━━━ Extrait du texte ━━━
En avril 2021, la ministre des Finances Chrystia Freeland ainsi que le ministre du Patrimoine canadien d’alors, Steven Guilbeault, ont envoyé un signal fort concernant l’importance des librairies canadiennes en annonçant une aide de 32,1 M$ sur deux ans pour les aider à accroître leurs ventes en ligne. Cette aide leur est parvenue en 2022-2023 à travers le premier programme du Fonds du livre du Canada consacré aux librairies. Il a été dévoilé par le ministre actuel du Patrimoine canadien Pablo Rodriguez et sera renouvelé en 2023-2024.

Ce financement permet à la loi de renforcer la promotion des livres d’auteurs canadiens par nos libraires et de rendre les règles du jeu plus équitables dans cette compétition à armes inégales avec les géants du commerce en ligne. Nous avons souvent eu l’occasion de mentionner que les frais d’expédition assumés par la librairie grugent la rentabilité des commandes postales. Et c’est encore davantage le cas depuis la flambée de la surcharge du carburant dans le contexte de la crise énergétique mondiale déclenchée par l’invasion de l’Ukraine par la Russie. Les subsides reçus par les librairies peuvent servir à absorber les frais postaux. Certains de nos libraires nous rappellent que, il y a une trentaine d’années, on avait certainement jugé que les livres constituaient des produits dans une catégorie à part puisqu’il existait alors un tarif postal spécial largement escompté pour les librairies. Depuis, seules les bibliothèques publiques continuent d’avoir accès à ce tarif.
━━━ Matériel ━━━
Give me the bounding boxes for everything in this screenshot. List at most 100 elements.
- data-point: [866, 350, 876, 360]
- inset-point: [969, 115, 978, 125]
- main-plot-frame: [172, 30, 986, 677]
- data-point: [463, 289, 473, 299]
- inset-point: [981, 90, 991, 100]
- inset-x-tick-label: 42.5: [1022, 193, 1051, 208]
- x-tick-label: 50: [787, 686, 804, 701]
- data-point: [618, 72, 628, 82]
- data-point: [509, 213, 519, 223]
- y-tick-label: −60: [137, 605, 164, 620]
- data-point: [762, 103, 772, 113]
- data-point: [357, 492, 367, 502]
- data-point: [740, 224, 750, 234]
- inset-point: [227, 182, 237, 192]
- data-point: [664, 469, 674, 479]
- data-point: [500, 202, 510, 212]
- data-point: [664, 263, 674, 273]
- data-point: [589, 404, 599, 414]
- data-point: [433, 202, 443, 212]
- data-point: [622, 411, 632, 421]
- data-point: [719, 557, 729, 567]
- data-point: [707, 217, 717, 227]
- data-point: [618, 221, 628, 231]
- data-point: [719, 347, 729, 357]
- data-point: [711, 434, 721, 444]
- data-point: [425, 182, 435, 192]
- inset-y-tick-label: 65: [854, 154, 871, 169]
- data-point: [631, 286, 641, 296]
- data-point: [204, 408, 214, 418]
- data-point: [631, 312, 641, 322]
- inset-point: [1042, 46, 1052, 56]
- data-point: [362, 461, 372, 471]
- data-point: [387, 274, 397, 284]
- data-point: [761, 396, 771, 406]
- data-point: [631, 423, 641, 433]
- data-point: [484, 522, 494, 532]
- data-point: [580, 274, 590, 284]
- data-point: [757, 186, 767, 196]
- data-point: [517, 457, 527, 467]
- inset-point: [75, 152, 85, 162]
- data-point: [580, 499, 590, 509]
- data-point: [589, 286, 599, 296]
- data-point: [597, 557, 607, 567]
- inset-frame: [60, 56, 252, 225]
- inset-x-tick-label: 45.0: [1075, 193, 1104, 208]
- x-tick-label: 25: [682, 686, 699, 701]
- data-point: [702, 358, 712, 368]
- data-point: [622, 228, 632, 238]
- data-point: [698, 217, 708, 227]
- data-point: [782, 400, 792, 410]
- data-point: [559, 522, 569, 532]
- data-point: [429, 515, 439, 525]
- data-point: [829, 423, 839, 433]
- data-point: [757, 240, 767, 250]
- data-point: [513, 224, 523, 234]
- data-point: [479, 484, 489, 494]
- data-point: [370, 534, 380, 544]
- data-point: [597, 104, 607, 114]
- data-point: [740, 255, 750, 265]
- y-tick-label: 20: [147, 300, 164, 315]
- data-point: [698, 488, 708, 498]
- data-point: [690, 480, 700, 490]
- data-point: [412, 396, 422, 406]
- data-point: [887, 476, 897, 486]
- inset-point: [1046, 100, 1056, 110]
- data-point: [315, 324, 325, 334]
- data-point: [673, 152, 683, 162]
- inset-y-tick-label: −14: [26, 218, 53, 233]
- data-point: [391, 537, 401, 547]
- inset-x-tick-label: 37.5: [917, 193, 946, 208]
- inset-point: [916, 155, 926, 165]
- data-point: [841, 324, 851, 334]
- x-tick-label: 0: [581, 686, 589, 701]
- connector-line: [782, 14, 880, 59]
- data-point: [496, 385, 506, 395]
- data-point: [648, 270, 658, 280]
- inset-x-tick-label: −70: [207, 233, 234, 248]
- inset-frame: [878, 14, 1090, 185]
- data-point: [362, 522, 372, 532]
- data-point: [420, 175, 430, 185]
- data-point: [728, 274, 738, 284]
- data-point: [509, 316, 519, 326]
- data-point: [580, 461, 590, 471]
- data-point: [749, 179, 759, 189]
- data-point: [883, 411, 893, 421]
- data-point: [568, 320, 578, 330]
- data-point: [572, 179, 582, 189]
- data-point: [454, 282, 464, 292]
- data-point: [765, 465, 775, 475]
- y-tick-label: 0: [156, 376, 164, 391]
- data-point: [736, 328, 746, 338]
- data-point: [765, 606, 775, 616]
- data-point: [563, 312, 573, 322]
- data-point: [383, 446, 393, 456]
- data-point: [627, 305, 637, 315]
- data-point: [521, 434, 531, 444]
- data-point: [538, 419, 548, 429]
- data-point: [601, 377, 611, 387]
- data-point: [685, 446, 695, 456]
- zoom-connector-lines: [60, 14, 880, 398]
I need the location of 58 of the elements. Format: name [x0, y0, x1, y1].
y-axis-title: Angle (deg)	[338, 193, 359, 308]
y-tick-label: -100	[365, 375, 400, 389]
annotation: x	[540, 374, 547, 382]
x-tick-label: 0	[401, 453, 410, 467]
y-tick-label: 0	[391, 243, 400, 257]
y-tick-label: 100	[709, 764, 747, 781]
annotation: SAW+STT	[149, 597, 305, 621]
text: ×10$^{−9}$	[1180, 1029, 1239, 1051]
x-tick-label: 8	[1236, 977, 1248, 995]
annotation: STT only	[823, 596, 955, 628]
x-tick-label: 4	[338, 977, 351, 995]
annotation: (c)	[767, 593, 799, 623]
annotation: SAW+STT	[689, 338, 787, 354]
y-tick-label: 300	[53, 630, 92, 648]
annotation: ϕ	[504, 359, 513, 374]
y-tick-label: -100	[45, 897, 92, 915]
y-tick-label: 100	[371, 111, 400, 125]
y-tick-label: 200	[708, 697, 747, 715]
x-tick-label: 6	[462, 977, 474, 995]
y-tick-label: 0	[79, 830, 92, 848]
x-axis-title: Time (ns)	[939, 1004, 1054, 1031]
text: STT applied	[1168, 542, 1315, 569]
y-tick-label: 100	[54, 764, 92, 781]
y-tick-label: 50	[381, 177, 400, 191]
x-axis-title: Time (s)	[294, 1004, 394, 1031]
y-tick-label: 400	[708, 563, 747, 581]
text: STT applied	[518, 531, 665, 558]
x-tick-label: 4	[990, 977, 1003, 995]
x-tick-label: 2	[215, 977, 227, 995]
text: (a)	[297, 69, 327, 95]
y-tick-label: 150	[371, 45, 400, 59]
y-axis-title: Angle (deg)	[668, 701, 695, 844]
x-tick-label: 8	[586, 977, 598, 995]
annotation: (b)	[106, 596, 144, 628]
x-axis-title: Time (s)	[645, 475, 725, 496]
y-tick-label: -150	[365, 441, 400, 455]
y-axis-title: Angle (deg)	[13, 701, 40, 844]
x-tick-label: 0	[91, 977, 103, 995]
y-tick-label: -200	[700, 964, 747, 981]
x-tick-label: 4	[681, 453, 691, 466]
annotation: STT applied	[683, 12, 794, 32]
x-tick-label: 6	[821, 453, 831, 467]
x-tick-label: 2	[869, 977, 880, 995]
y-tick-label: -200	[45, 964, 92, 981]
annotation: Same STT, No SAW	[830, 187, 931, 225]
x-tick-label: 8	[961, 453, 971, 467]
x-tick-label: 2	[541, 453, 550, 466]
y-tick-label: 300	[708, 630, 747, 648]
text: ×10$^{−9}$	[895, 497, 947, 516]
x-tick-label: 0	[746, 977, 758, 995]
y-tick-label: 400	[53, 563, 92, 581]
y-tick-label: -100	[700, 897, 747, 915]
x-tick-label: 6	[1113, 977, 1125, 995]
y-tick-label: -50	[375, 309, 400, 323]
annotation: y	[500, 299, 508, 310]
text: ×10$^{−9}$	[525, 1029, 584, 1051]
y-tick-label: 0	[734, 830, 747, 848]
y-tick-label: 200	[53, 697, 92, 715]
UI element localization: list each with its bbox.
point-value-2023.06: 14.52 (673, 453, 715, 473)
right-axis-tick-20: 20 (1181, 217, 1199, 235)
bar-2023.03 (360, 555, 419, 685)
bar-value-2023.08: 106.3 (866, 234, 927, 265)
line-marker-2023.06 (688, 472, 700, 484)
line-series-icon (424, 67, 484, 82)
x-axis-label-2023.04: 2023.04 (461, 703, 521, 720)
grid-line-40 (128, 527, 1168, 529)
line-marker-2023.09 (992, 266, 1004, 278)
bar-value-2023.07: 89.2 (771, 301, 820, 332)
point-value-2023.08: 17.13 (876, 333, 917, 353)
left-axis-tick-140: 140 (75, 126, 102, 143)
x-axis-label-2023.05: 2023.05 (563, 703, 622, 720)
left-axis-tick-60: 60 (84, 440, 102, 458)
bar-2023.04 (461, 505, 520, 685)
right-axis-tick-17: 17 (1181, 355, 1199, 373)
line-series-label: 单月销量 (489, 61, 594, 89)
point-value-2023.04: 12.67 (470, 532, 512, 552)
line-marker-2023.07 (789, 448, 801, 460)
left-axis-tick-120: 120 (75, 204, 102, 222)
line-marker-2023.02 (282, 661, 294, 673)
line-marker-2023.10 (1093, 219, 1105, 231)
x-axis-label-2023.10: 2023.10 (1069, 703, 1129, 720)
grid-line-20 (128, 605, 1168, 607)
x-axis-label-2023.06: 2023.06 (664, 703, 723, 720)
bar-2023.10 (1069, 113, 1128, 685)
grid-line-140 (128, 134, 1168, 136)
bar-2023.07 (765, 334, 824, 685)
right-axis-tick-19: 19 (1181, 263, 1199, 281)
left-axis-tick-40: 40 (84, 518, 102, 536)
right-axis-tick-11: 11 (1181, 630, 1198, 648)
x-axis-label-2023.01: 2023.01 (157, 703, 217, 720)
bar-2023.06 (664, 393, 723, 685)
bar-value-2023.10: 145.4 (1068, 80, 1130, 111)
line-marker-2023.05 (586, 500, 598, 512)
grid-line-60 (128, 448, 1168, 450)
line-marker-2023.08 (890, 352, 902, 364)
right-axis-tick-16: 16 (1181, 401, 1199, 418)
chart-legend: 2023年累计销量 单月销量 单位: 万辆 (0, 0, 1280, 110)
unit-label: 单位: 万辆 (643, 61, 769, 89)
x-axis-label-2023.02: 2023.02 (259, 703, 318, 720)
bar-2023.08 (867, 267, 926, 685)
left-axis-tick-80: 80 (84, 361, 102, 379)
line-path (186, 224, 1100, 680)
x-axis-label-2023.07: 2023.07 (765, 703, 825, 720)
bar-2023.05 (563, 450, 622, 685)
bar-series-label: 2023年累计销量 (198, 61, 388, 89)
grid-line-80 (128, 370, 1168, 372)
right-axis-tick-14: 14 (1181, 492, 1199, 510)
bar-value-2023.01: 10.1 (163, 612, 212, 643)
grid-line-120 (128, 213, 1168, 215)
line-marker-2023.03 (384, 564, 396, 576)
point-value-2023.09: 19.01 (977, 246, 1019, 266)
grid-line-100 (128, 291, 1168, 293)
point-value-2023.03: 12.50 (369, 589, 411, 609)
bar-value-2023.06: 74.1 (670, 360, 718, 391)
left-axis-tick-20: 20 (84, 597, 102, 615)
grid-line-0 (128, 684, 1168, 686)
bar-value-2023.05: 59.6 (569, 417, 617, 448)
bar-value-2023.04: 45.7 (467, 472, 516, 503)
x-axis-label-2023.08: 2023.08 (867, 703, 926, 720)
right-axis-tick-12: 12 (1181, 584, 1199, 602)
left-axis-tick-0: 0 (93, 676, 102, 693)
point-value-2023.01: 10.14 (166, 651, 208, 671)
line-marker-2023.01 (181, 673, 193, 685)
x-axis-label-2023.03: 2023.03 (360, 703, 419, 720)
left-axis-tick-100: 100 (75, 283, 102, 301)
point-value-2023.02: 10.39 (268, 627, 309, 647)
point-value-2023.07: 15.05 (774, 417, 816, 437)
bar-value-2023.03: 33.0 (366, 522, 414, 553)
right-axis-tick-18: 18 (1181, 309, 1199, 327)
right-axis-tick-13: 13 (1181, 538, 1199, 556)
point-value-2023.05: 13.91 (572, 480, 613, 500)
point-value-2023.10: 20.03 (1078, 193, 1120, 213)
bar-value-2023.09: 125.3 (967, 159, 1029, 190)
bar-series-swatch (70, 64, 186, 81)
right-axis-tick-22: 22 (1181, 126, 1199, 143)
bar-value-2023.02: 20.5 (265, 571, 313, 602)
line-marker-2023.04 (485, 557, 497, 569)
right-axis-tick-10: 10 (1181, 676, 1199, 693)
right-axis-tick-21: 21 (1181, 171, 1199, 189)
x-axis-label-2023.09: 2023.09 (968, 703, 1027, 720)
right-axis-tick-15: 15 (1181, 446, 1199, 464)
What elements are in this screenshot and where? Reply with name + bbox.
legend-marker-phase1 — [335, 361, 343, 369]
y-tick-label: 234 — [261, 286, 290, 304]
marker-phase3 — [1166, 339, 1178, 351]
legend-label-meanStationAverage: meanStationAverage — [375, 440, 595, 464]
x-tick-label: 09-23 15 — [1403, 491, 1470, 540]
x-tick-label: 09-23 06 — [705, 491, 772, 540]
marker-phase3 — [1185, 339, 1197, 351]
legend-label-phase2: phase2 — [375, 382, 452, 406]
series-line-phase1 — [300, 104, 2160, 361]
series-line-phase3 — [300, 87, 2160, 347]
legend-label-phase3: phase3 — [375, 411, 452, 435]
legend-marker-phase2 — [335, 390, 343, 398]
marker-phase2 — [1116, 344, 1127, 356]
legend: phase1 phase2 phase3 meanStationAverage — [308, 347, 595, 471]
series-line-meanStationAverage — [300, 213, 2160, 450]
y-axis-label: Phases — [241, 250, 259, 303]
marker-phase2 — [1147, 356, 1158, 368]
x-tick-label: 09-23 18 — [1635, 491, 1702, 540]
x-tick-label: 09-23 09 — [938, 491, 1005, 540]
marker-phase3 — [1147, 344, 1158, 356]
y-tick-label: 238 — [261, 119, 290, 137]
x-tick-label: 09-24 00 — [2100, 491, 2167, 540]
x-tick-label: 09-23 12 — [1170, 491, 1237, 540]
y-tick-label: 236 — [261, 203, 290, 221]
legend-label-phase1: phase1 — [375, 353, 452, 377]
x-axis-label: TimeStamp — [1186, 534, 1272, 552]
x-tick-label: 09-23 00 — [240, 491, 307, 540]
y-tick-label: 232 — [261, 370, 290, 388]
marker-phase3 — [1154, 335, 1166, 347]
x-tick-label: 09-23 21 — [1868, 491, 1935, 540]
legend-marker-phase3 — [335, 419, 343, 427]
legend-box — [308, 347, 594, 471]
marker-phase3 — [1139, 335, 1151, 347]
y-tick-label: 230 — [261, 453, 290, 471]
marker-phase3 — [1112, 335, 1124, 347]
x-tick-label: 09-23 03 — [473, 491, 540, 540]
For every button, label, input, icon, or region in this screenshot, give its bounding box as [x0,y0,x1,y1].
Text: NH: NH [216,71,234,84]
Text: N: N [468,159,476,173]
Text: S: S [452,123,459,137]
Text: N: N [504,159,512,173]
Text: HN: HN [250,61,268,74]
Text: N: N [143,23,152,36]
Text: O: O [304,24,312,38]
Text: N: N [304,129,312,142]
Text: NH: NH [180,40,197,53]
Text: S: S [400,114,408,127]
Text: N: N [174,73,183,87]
━━━
◆ Travail demandé ◆
1. Recopiez fidèlement, dans le texte sur l’aide aux librairies canadiennes, le passage qui va de « En avril 2021, la » jusqu’à « renouvelé en 2023-2024. ».
2. Résumez sous forme de liste le paragraphe du texte sur l’aide aux librairies canadiennes qui commence par « Ce financement permet », en conservant ses faits principaux.

◆ Réponses par tâche ◆
1.
En avril 2021, la ministre des Finances Chrystia Freeland ainsi que le ministre du Patrimoine canadien d’alors, Steven Guilbeault, ont envoyé un signal fort concernant l’importance des librairies canadiennes en annonçant une aide de 32,1 M$ sur deux ans pour les aider à accroître leurs ventes en ligne. Cette aide leur est parvenue en 2022-2023 à travers le premier programme du Fonds du livre du Canada consacré aux librairies. Il a été dévoilé par le ministre actuel du Patrimoine canadien Pablo Rodriguez et sera renouvelé en 2023-2024.

2.
- Le financement renforce la promotion des livres d’auteurs canadiens par les libraires et rend la concurrence avec les géants du commerce en ligne plus équitable.
- Les frais d’expédition assumés par les librairies réduisent la rentabilité des commandes postales. C’est encore plus vrai depuis la flambée de la surcharge du carburant, liée à la crise énergétique mondiale déclenchée par l’invasion de l’Ukraine par la Russie.
- Les subsides reçus par les librairies peuvent servir à absorber ces frais postaux.
- Il y a une trentaine d’années, les librairies bénéficiaient d’un tarif postal spécial largement escompté. Aujourd’hui, seules les bibliothèques publiques y ont encore accès.